» **What you should do**: Check each line of the entries below for the string "hæreditatis"; copy every line where it appears.

— Start of Listing —

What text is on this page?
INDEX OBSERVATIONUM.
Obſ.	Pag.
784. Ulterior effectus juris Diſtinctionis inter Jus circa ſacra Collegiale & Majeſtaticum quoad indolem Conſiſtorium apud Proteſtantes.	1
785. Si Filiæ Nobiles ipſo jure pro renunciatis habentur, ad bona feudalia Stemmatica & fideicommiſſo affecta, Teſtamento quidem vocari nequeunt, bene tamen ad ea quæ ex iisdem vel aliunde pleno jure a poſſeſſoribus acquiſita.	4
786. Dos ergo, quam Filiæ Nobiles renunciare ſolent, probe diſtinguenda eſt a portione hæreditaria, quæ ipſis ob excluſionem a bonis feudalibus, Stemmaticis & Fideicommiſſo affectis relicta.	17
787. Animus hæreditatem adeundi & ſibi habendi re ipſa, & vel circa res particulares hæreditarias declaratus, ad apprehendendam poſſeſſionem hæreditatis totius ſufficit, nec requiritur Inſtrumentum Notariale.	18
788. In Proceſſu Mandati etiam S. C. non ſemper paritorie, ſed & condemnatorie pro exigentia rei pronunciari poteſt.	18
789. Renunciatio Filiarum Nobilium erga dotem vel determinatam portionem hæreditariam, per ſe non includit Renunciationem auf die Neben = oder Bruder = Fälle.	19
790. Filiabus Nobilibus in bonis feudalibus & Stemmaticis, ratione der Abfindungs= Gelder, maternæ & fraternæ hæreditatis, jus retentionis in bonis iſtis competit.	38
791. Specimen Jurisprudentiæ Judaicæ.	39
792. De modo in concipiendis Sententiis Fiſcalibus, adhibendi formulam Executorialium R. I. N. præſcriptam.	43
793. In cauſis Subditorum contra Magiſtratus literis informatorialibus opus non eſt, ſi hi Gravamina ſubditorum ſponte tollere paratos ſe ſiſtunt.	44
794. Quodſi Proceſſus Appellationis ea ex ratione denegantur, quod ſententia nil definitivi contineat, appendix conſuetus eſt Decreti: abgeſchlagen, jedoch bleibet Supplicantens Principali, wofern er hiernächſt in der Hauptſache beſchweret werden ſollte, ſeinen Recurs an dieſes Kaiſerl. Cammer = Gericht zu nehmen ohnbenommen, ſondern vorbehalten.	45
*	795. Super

— End of Listing —

» **Completed task**:
787. Animus hæreditatem adeundi & ſibi habendi re ipſa, & vel circa res particulares hæreditarias declaratus, ad apprehendendam poſſeſſionem hæreditatis totius ſufficit, nec requiritur Inſtrumentum Notariale.	18
790. Filiabus Nobilibus in bonis feudalibus & Stemmaticis, ratione der Abfindungs= Gelder, maternæ & fraternæ hæreditatis, jus retentionis in bonis iſtis competit.	38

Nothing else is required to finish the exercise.